TASK PROMPT: Pick out each line in these entries that contains the string "label".

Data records
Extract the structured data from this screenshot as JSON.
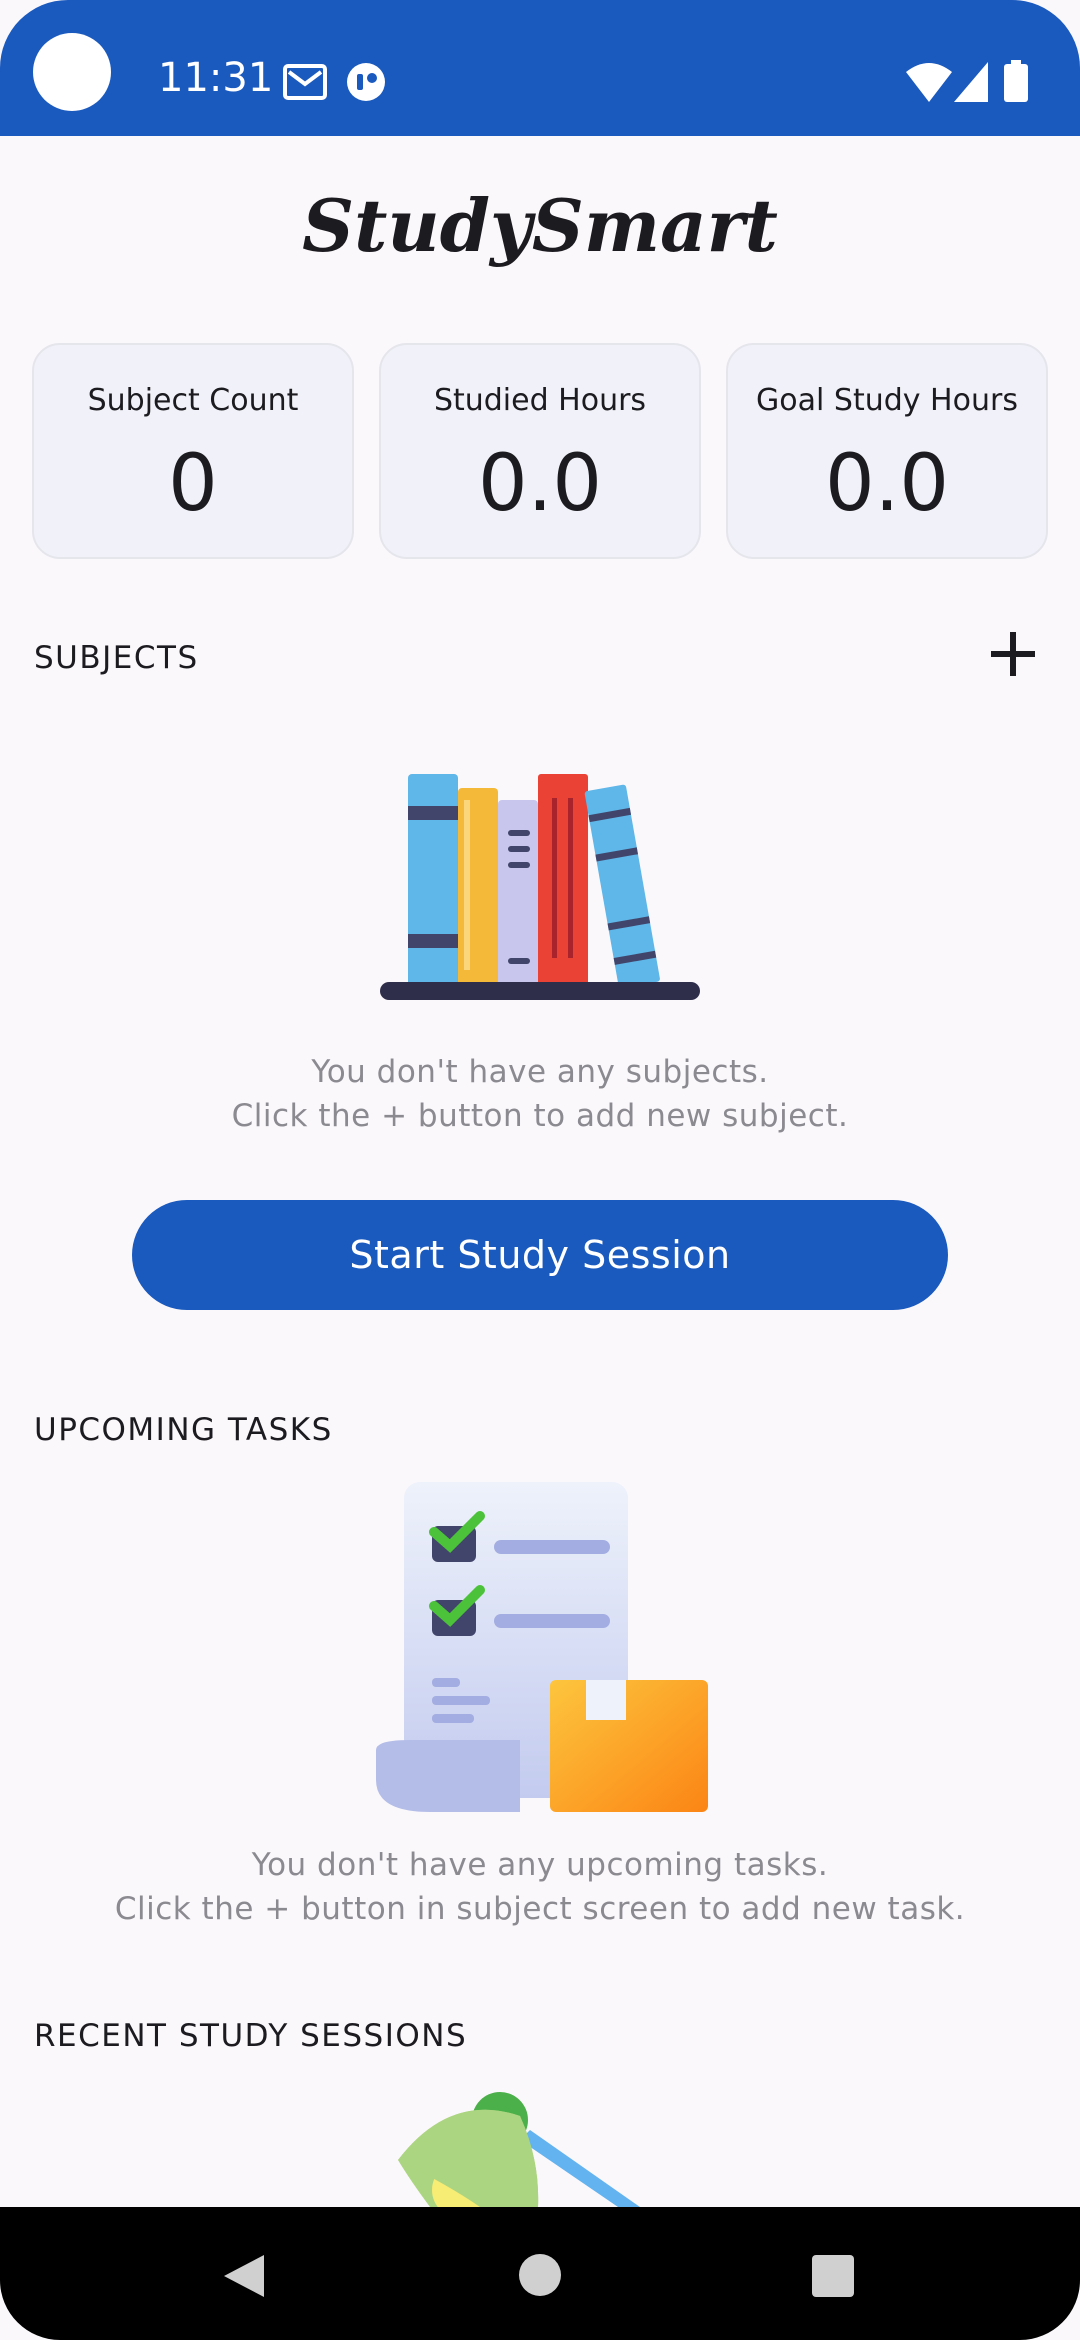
{
  "status_bar": {
    "time": "11:31",
    "icons": [
      "camera-cutout",
      "gmail-icon",
      "notification-app-icon",
      "wifi-icon",
      "signal-icon",
      "battery-icon"
    ]
  },
  "app": {
    "title": "StudySmart"
  },
  "stats": [
    {
      "label": "Subject Count",
      "value": "0"
    },
    {
      "label": "Studied Hours",
      "value": "0.0"
    },
    {
      "label": "Goal Study Hours",
      "value": "0.0"
    }
  ],
  "subjects": {
    "header": "SUBJECTS",
    "add_icon": "plus-icon",
    "empty_line1": "You don't have any subjects.",
    "empty_line2": "Click the + button to add new subject."
  },
  "actions": {
    "start_session": "Start Study Session"
  },
  "tasks": {
    "header": "UPCOMING TASKS",
    "empty_line1": "You don't have any upcoming tasks.",
    "empty_line2": "Click the + button in subject screen to add new task."
  },
  "sessions": {
    "header": "RECENT STUDY SESSIONS"
  },
  "colors": {
    "primary": "#1a59be",
    "background": "#fbf8fc",
    "card": "#f1f2f9",
    "muted_text": "#8b8a90"
  }
}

WORKED ANSWER:
      "label": "Subject Count",
      "label": "Studied Hours",
      "label": "Goal Study Hours",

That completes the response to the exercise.